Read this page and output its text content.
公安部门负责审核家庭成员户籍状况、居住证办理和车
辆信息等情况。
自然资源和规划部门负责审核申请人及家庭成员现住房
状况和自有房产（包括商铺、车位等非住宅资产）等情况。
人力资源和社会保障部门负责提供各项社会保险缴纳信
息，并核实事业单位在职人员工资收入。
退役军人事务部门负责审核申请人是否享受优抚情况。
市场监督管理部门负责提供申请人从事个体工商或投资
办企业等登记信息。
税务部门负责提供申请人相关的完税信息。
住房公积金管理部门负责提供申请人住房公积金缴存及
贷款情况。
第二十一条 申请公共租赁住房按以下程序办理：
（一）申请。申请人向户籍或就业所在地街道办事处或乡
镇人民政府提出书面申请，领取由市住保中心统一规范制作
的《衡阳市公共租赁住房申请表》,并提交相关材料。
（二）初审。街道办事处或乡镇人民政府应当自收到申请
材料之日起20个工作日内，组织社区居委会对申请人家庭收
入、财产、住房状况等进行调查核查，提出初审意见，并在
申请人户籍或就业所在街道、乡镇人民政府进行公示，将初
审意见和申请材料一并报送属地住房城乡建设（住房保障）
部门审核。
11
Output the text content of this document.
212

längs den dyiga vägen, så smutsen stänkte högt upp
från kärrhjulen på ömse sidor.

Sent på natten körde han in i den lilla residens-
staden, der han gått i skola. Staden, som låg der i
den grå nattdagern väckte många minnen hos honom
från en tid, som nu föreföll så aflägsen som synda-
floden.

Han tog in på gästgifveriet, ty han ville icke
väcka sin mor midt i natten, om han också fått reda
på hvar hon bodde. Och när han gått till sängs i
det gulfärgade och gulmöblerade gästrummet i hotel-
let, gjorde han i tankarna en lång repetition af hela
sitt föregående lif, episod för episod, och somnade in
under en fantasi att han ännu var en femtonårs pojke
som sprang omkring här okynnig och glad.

# Task brief
Search the records above for the string "gått". Copy every line that contains it.

# Full answer
staden, der han gått i skola. Staden, som låg der i
på hvar hon bodde. Och när han gått till sängs i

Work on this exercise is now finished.